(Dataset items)

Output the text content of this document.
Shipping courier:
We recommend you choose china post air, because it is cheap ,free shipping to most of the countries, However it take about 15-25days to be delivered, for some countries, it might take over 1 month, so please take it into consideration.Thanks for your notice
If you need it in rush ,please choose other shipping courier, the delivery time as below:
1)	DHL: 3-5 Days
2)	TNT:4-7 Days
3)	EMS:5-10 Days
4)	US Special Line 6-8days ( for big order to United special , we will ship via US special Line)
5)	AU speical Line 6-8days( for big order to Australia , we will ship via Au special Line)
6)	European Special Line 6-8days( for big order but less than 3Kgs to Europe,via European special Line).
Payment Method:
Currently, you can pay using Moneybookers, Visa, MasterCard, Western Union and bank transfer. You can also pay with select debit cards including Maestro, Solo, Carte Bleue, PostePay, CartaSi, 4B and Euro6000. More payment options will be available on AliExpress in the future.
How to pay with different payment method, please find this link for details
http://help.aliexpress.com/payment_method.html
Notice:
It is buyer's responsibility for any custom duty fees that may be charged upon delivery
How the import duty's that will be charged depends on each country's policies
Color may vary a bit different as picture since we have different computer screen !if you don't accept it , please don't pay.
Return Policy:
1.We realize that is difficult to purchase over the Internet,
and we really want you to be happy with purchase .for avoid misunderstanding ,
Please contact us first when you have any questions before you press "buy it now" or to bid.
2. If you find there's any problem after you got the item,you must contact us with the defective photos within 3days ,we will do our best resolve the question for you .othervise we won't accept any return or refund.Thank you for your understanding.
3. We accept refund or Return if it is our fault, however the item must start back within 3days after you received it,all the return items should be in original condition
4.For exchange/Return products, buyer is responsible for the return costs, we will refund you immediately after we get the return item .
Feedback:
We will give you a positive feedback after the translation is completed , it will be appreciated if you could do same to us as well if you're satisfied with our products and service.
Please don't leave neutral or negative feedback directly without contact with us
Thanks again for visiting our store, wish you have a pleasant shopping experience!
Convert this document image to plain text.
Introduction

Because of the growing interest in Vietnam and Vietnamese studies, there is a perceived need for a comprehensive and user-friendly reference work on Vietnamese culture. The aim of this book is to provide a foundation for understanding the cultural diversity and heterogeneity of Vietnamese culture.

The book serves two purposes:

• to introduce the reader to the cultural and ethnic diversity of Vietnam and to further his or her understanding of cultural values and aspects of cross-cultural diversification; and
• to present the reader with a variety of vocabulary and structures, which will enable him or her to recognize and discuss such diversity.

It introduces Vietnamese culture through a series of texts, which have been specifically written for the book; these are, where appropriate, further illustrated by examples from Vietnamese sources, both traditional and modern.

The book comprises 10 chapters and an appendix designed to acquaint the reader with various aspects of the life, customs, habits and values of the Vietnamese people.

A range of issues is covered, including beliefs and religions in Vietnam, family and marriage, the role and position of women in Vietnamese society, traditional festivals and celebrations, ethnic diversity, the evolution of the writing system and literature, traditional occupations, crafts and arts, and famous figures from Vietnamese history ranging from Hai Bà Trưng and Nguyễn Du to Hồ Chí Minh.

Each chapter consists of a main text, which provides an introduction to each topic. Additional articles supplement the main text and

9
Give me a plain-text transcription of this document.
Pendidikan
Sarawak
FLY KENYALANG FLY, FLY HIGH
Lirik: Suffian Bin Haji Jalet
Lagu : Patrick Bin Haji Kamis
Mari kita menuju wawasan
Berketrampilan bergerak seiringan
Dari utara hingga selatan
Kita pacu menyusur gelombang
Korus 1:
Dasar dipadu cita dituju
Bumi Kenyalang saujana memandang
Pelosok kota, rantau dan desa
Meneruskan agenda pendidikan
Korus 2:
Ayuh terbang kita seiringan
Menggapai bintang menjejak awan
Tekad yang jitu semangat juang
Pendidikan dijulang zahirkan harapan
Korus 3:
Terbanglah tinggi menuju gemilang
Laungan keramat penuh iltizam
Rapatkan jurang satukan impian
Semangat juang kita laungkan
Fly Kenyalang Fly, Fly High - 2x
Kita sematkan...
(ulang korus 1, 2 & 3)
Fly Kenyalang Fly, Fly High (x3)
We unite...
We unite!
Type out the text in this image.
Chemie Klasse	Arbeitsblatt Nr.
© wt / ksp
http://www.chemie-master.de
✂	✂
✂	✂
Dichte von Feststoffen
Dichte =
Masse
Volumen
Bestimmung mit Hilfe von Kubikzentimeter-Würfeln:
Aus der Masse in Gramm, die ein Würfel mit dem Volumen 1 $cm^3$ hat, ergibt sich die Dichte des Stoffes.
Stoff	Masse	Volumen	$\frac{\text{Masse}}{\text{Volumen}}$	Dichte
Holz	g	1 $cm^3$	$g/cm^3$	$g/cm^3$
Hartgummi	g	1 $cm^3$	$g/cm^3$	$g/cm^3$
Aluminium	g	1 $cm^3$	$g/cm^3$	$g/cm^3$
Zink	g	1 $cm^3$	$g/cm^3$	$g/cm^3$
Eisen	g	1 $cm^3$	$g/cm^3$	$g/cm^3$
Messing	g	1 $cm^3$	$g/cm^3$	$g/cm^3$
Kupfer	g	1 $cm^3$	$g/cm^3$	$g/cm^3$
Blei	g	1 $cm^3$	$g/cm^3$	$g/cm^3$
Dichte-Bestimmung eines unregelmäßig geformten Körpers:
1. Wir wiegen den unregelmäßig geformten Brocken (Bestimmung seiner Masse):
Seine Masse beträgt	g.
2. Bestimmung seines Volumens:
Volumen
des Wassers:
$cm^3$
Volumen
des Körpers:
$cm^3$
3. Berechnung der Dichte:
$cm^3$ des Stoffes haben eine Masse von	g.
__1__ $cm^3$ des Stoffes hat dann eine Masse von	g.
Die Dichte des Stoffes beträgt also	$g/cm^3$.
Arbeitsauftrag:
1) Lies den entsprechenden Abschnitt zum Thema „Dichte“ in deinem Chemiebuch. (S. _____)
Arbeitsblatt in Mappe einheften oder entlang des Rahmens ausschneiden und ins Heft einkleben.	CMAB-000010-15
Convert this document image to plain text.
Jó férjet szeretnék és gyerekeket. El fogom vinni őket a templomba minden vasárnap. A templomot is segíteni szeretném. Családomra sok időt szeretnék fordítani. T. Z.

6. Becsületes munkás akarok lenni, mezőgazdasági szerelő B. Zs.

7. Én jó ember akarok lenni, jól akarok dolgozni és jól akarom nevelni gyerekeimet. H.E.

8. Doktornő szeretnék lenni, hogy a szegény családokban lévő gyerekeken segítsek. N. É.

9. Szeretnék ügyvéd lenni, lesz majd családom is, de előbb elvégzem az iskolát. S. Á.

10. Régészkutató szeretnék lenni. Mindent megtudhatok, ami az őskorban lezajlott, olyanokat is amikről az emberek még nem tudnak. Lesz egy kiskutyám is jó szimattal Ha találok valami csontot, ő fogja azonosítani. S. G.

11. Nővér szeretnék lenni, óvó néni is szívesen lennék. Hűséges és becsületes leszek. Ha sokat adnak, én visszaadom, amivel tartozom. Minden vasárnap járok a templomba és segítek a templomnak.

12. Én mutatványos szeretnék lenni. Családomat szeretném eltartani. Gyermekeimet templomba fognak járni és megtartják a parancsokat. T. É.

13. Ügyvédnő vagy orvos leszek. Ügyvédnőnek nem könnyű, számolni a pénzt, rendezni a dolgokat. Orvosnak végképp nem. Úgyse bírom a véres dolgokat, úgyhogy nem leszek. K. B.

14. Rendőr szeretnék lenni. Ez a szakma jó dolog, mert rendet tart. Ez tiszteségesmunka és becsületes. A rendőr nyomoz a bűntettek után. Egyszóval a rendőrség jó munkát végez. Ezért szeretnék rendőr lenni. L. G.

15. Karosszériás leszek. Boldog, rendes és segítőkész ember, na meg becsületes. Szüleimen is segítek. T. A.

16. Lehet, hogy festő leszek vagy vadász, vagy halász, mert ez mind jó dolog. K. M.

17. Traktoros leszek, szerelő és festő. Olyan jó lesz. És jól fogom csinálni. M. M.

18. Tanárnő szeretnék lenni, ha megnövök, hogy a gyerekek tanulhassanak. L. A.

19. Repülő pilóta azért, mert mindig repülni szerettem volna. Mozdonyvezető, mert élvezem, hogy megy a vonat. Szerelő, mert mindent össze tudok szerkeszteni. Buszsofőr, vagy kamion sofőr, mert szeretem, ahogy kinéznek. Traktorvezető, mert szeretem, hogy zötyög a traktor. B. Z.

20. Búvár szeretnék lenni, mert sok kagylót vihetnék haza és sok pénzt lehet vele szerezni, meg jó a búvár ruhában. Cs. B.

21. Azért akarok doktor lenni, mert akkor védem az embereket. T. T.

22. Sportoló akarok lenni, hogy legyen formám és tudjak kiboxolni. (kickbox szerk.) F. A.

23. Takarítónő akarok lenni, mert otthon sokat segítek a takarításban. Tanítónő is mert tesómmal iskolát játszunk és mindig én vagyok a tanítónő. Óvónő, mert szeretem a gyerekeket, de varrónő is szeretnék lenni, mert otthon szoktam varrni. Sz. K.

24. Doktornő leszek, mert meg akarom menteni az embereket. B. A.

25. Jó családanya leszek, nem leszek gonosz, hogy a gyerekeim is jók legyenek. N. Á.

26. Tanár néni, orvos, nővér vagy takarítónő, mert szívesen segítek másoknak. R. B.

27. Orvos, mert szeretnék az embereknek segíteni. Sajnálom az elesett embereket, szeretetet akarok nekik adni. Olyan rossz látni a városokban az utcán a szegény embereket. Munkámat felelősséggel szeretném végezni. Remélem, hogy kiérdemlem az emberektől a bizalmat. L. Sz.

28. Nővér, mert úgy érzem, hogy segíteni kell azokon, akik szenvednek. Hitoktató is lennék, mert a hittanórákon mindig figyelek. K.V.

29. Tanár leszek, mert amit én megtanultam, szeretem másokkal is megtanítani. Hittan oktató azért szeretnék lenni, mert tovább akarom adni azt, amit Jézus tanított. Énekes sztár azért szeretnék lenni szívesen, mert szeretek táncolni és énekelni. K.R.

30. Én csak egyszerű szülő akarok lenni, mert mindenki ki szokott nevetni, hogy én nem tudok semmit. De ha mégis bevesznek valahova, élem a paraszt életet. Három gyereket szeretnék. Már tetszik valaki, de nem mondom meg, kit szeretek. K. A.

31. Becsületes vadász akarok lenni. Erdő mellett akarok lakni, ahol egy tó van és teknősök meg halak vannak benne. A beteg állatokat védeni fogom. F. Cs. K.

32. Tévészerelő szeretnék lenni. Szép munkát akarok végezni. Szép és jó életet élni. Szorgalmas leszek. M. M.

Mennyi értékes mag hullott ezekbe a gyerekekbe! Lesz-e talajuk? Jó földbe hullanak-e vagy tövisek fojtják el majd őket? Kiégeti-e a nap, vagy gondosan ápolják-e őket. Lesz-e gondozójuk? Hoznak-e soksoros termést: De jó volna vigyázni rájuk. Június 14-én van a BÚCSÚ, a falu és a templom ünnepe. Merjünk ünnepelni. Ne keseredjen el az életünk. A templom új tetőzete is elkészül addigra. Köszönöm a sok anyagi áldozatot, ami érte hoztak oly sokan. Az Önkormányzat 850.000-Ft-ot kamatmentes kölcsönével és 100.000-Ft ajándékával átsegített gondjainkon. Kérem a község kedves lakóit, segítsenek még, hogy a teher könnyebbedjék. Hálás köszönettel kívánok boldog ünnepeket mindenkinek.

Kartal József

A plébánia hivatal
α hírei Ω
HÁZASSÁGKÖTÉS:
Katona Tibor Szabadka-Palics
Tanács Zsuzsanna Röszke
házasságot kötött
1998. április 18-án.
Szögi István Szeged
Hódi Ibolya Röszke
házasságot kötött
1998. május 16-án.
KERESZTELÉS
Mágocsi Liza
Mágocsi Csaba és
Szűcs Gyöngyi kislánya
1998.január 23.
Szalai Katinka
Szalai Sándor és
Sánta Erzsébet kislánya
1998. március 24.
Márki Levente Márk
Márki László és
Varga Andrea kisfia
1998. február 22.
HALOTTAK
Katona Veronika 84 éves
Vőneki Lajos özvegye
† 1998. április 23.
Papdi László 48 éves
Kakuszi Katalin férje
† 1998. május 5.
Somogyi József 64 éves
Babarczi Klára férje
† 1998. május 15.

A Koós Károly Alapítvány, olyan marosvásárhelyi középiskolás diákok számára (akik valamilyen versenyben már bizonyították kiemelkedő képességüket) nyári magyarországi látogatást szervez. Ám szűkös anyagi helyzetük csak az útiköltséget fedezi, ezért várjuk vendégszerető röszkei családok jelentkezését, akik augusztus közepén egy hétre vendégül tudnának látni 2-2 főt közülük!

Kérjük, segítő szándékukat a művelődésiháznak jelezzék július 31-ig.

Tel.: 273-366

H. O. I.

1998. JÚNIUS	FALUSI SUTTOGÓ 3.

- EXERCISE -
Using the material above, copy every line in which the string "iskolát" occurs.

- ANSWER FOR THIS EXERCISE -
9. Szeretnék ügyvéd lenni, lesz majd családom is, de előbb elvégzem az iskolát. S. Á.
23. Takarítónő akarok lenni, mert otthon sokat segítek a takarításban. Tanítónő is mert tesómmal iskolát játszunk és mindig én vagyok a tanítónő. Óvónő, mert szeretem a gyerekeket, de varrónő is szeretnék lenni, mert otthon szoktam varrni. Sz. K.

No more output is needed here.